• _Direction_
Transcribe the records below exactly as they appear, omitting any pictures.

(Dataset records)
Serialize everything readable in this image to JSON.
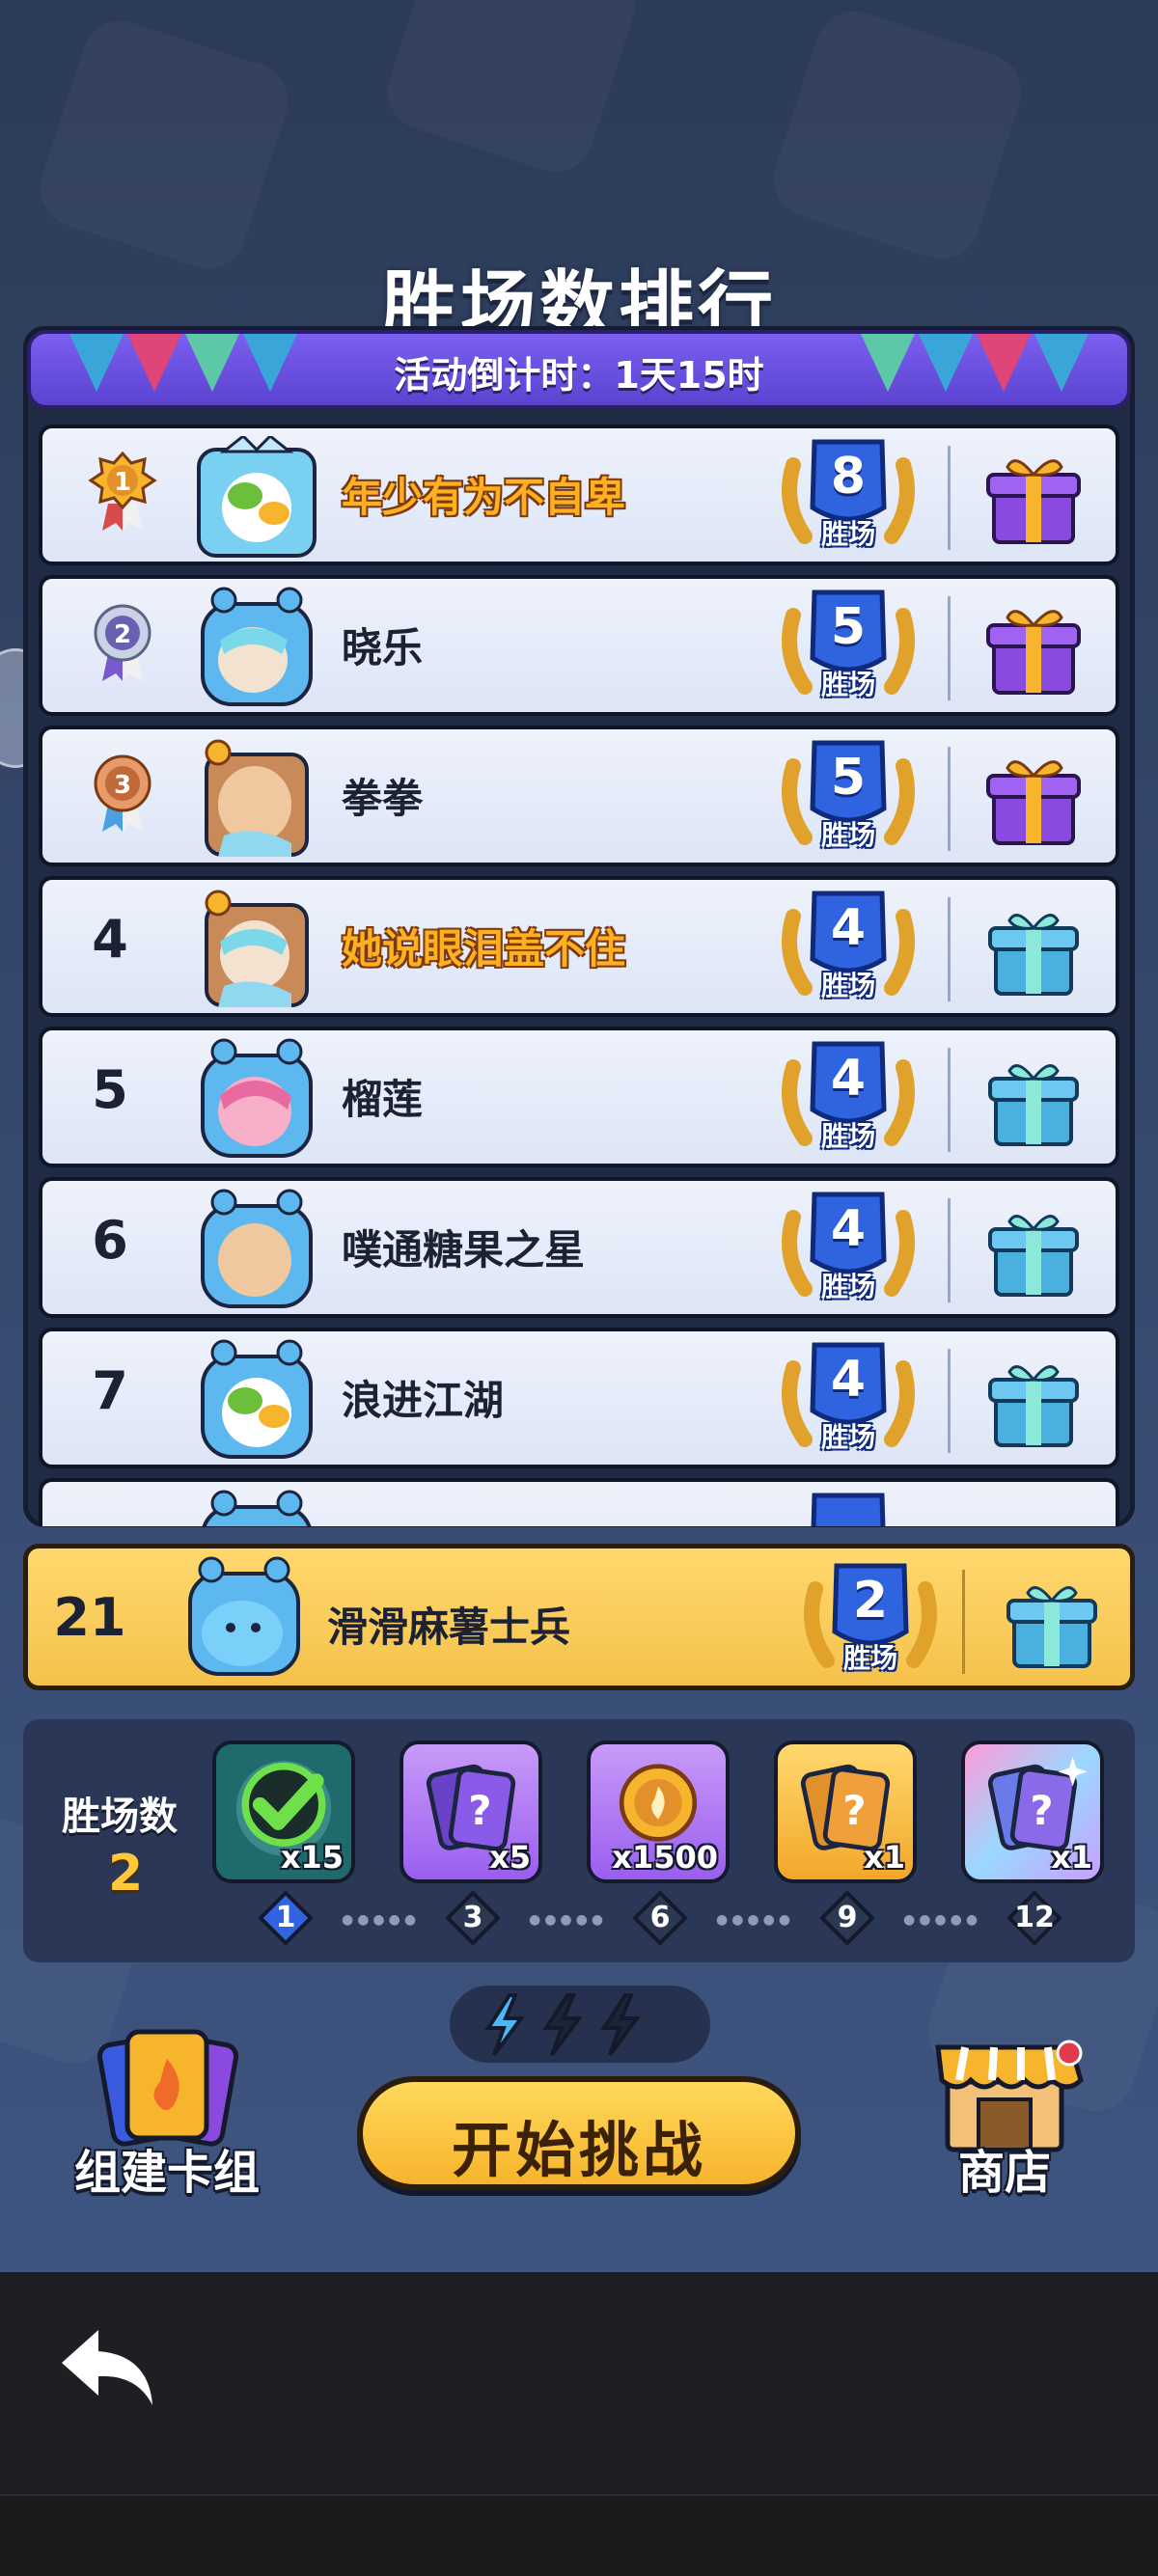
{
  "title": "胜场数排行",
  "countdown": "活动倒计时：1天15时",
  "wins_label": "胜场",
  "leaderboard": [
    {
      "rank": "1",
      "name": "年少有为不自卑",
      "wins": "8",
      "highlight": true,
      "gift": "purple"
    },
    {
      "rank": "2",
      "name": "晓乐",
      "wins": "5",
      "highlight": false,
      "gift": "purple"
    },
    {
      "rank": "3",
      "name": "拳拳",
      "wins": "5",
      "highlight": false,
      "gift": "purple"
    },
    {
      "rank": "4",
      "name": "她说眼泪盖不住",
      "wins": "4",
      "highlight": true,
      "gift": "blue"
    },
    {
      "rank": "5",
      "name": "榴莲",
      "wins": "4",
      "highlight": false,
      "gift": "blue"
    },
    {
      "rank": "6",
      "name": "噗通糖果之星",
      "wins": "4",
      "highlight": false,
      "gift": "blue"
    },
    {
      "rank": "7",
      "name": "浪进江湖",
      "wins": "4",
      "highlight": false,
      "gift": "blue"
    },
    {
      "rank": "",
      "name": "",
      "wins": "",
      "highlight": false,
      "gift": "blue"
    }
  ],
  "self": {
    "rank": "21",
    "name": "滑滑麻薯士兵",
    "wins": "2"
  },
  "progress": {
    "label": "胜场数",
    "count": "2",
    "rewards": [
      {
        "qty": "x15",
        "type": "checked",
        "milestone": "1"
      },
      {
        "qty": "x5",
        "type": "purple-card",
        "milestone": "3"
      },
      {
        "qty": "x1500",
        "type": "coin",
        "milestone": "6"
      },
      {
        "qty": "x1",
        "type": "gold-card",
        "milestone": "9"
      },
      {
        "qty": "x1",
        "type": "rainbow-card",
        "milestone": "12"
      }
    ]
  },
  "energy": {
    "filled": 1,
    "total": 3
  },
  "buttons": {
    "build_deck": "组建卡组",
    "start": "开始挑战",
    "shop": "商店"
  },
  "colors": {
    "accent_gold": "#f7b42d",
    "banner_purple": "#6a52e0",
    "win_blue": "#2f63e0"
  }
}
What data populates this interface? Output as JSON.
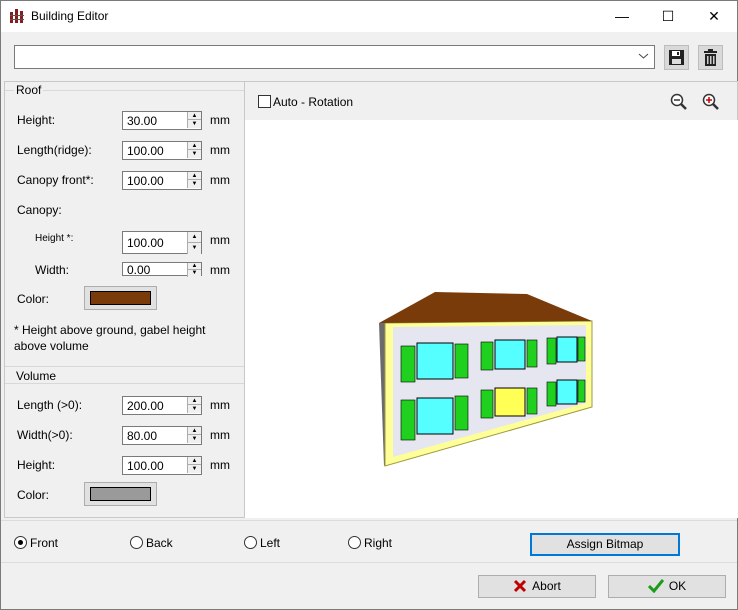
{
  "window": {
    "title": "Building Editor",
    "minimize_glyph": "—",
    "maximize_glyph": "☐",
    "close_glyph": "✕"
  },
  "toolbar": {
    "building_select_value": "",
    "save_icon": "floppy-disk-icon",
    "delete_icon": "trash-icon"
  },
  "roof": {
    "group_label": "Roof",
    "height_label": "Height:",
    "height_value": "30.00",
    "length_label": "Length(ridge):",
    "length_value": "100.00",
    "canopy_front_label": "Canopy front*:",
    "canopy_front_value": "100.00",
    "canopy_label": "Canopy:",
    "canopy_height_label": "Height *:",
    "canopy_height_value": "100.00",
    "canopy_width_label": "Width:",
    "canopy_width_value": "0.00",
    "color_label": "Color:",
    "color": "#7a3b0a",
    "note_line1": "* Height above ground, gabel height",
    "note_line2": "above volume",
    "unit": "mm"
  },
  "volume": {
    "group_label": "Volume",
    "length_label": "Length (>0):",
    "length_value": "200.00",
    "width_label": "Width(>0):",
    "width_value": "80.00",
    "height_label": "Height:",
    "height_value": "100.00",
    "color_label": "Color:",
    "color": "#9a9a9a",
    "unit": "mm"
  },
  "view": {
    "auto_rotation_label": "Auto - Rotation",
    "auto_rotation_checked": false,
    "zoom_out_icon": "zoom-out-icon",
    "zoom_in_icon": "zoom-in-icon"
  },
  "sides": {
    "front": "Front",
    "back": "Back",
    "left": "Left",
    "right": "Right",
    "selected": "Front"
  },
  "actions": {
    "assign_bitmap": "Assign Bitmap",
    "abort": "Abort",
    "ok": "OK"
  },
  "colors": {
    "accent": "#0078d7",
    "abort_icon": "#c00000",
    "ok_icon": "#1a9b1a"
  }
}
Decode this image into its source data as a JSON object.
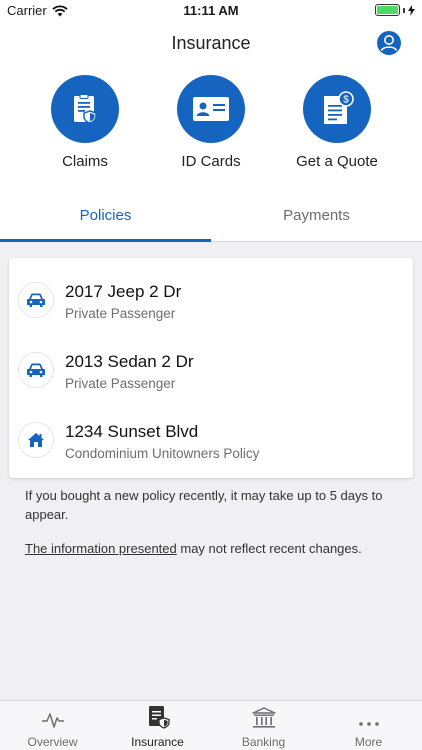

• _The completed task_
Serialize everything readable in this image to JSON.
{
  "title": "胜场数排行",
  "countdown": "活动倒计时：1天15时",
  "wins_label": "胜场",
  "leaderboard": [
    {
      "rank": "1",
      "name": "年少有为不自卑",
      "wins": "8",
      "highlight": true,
      "gift": "purple"
    },
    {
      "rank": "2",
      "name": "晓乐",
      "wins": "5",
      "highlight": false,
      "gift": "purple"
    },
    {
      "rank": "3",
      "name": "拳拳",
      "wins": "5",
      "highlight": false,
      "gift": "purple"
    },
    {
      "rank": "4",
      "name": "她说眼泪盖不住",
      "wins": "4",
      "highlight": true,
      "gift": "blue"
    },
    {
      "rank": "5",
      "name": "榴莲",
      "wins": "4",
      "highlight": false,
      "gift": "blue"
    },
    {
      "rank": "6",
      "name": "噗通糖果之星",
      "wins": "4",
      "highlight": false,
      "gift": "blue"
    },
    {
      "rank": "7",
      "name": "浪进江湖",
      "wins": "4",
      "highlight": false,
      "gift": "blue"
    },
    {
      "rank": "",
      "name": "",
      "wins": "",
      "highlight": false,
      "gift": "blue"
    }
  ],
  "self": {
    "rank": "21",
    "name": "滑滑麻薯士兵",
    "wins": "2"
  },
  "progress": {
    "label": "胜场数",
    "count": "2",
    "rewards": [
      {
        "qty": "x15",
        "type": "checked",
        "milestone": "1"
      },
      {
        "qty": "x5",
        "type": "purple-card",
        "milestone": "3"
      },
      {
        "qty": "x1500",
        "type": "coin",
        "milestone": "6"
      },
      {
        "qty": "x1",
        "type": "gold-card",
        "milestone": "9"
      },
      {
        "qty": "x1",
        "type": "rainbow-card",
        "milestone": "12"
      }
    ]
  },
  "energy": {
    "filled": 1,
    "total": 3
  },
  "buttons": {
    "build_deck": "组建卡组",
    "start": "开始挑战",
    "shop": "商店"
  },
  "colors": {
    "accent_gold": "#f7b42d",
    "banner_purple": "#6a52e0",
    "win_blue": "#2f63e0"
  }
}
What data populates this interface? Output as JSON.
{
  "window": {
    "title": "Building Editor",
    "minimize_glyph": "—",
    "maximize_glyph": "☐",
    "close_glyph": "✕"
  },
  "toolbar": {
    "building_select_value": "",
    "save_icon": "floppy-disk-icon",
    "delete_icon": "trash-icon"
  },
  "roof": {
    "group_label": "Roof",
    "height_label": "Height:",
    "height_value": "30.00",
    "length_label": "Length(ridge):",
    "length_value": "100.00",
    "canopy_front_label": "Canopy front*:",
    "canopy_front_value": "100.00",
    "canopy_label": "Canopy:",
    "canopy_height_label": "Height *:",
    "canopy_height_value": "100.00",
    "canopy_width_label": "Width:",
    "canopy_width_value": "0.00",
    "color_label": "Color:",
    "color": "#7a3b0a",
    "note_line1": "* Height above ground, gabel height",
    "note_line2": "above volume",
    "unit": "mm"
  },
  "volume": {
    "group_label": "Volume",
    "length_label": "Length (>0):",
    "length_value": "200.00",
    "width_label": "Width(>0):",
    "width_value": "80.00",
    "height_label": "Height:",
    "height_value": "100.00",
    "color_label": "Color:",
    "color": "#9a9a9a",
    "unit": "mm"
  },
  "view": {
    "auto_rotation_label": "Auto - Rotation",
    "auto_rotation_checked": false,
    "zoom_out_icon": "zoom-out-icon",
    "zoom_in_icon": "zoom-in-icon"
  },
  "sides": {
    "front": "Front",
    "back": "Back",
    "left": "Left",
    "right": "Right",
    "selected": "Front"
  },
  "actions": {
    "assign_bitmap": "Assign Bitmap",
    "abort": "Abort",
    "ok": "OK"
  },
  "colors": {
    "accent": "#0078d7",
    "abort_icon": "#c00000",
    "ok_icon": "#1a9b1a"
  }
}
Decode this image into its source data as a JSON object.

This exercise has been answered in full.